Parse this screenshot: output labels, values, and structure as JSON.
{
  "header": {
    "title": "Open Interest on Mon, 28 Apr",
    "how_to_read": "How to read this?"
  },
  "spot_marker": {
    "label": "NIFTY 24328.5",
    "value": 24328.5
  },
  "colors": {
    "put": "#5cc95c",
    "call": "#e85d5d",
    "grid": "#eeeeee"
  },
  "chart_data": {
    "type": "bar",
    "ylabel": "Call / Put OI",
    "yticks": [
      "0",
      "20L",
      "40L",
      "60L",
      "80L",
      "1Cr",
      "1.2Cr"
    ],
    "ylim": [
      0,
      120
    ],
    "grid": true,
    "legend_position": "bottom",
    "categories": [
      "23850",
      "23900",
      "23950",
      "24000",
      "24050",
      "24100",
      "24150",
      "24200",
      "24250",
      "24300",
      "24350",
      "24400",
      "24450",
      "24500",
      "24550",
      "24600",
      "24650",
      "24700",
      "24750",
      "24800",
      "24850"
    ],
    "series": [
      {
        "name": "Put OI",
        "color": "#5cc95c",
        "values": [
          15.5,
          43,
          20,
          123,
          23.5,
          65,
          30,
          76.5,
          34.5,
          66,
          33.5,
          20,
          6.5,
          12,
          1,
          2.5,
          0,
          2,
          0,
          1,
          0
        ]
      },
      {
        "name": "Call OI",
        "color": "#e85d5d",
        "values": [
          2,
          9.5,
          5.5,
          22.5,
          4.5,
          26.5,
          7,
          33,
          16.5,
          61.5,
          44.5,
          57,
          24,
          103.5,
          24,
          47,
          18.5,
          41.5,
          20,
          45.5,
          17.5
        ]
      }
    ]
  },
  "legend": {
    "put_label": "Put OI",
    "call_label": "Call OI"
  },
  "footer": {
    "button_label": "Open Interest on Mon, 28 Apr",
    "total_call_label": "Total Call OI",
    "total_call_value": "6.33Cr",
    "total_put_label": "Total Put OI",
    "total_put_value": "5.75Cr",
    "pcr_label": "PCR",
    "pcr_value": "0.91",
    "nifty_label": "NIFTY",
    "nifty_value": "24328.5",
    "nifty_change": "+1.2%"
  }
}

**Work instructions**. Go through the material above and count the lines that contain "Interest"; answer with the number alone.

**Task result**. 2